What this task involves>
Check every line of the data below for the string "Message", and copy the ones that hold it.

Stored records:
+---+

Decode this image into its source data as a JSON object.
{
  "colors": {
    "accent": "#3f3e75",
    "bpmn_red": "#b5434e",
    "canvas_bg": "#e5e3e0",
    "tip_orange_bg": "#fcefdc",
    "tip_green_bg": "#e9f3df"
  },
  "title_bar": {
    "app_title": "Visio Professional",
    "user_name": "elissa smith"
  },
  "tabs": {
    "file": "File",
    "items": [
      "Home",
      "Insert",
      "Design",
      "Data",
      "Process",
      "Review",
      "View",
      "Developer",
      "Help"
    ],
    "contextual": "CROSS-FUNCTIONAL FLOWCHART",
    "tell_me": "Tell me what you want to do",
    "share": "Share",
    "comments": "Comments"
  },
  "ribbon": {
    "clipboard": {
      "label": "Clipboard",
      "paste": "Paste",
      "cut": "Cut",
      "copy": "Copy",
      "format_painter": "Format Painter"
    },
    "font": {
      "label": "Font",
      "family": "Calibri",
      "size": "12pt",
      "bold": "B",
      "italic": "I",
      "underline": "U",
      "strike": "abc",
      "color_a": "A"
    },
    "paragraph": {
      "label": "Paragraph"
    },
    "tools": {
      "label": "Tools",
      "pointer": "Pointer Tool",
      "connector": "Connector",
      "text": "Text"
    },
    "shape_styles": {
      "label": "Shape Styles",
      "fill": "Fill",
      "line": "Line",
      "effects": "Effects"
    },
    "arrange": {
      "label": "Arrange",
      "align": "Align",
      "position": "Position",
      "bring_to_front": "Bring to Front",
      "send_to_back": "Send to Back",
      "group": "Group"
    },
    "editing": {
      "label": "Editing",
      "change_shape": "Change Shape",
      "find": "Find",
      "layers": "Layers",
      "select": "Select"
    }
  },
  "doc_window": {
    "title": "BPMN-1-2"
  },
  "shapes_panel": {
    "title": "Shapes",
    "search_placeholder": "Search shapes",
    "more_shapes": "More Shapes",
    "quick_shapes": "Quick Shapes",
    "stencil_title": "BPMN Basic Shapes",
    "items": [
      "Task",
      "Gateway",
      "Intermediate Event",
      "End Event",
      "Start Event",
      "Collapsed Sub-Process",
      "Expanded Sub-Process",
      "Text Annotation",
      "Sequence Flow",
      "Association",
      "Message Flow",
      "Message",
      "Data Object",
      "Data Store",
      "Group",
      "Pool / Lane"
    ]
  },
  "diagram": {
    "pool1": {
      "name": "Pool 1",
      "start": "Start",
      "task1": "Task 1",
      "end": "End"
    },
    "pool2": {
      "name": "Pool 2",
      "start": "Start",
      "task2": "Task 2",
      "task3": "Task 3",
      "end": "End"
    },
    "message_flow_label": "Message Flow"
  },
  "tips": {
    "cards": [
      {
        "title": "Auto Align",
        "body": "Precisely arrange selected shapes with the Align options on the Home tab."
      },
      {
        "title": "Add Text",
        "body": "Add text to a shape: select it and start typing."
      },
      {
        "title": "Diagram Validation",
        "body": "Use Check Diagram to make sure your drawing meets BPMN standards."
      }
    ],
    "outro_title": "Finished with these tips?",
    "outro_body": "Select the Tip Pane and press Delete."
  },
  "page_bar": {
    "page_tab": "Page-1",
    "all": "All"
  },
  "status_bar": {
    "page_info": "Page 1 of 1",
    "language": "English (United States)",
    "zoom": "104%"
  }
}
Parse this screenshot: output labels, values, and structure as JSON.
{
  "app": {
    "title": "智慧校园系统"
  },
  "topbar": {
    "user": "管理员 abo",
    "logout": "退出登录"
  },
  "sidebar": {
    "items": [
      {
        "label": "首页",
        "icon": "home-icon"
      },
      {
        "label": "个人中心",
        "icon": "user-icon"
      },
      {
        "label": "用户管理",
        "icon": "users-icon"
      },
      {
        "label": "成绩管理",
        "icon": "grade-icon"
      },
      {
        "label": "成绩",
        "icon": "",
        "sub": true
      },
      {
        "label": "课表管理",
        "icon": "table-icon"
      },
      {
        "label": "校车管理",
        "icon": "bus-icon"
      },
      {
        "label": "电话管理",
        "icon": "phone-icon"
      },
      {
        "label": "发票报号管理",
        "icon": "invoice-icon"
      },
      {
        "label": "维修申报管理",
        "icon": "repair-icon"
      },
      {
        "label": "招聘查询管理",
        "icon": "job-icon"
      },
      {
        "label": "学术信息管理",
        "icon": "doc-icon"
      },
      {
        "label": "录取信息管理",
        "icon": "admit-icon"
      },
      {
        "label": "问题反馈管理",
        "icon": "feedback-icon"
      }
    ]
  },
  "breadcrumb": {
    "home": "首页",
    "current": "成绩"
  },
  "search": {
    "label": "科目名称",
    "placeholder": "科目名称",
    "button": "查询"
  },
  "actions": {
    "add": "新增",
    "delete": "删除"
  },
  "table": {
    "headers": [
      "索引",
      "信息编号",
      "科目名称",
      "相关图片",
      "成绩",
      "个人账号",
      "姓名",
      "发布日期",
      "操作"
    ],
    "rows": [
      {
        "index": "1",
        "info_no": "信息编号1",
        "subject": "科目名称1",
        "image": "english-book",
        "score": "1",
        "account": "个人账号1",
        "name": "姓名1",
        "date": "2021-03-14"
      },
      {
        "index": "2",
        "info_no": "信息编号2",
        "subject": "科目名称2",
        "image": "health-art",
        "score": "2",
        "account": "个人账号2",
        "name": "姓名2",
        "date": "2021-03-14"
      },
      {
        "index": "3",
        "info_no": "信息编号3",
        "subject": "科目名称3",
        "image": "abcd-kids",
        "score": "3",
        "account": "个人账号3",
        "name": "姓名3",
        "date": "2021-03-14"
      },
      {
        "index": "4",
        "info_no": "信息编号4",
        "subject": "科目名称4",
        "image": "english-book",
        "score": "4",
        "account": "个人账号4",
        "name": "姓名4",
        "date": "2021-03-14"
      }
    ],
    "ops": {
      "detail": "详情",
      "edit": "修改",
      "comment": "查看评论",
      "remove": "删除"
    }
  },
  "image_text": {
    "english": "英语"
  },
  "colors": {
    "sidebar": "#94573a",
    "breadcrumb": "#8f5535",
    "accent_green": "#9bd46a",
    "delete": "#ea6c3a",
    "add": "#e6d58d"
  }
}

+---+

Answer to the exercise>
      "Message Flow",
      "Message",
    "message_flow_label": "Message Flow"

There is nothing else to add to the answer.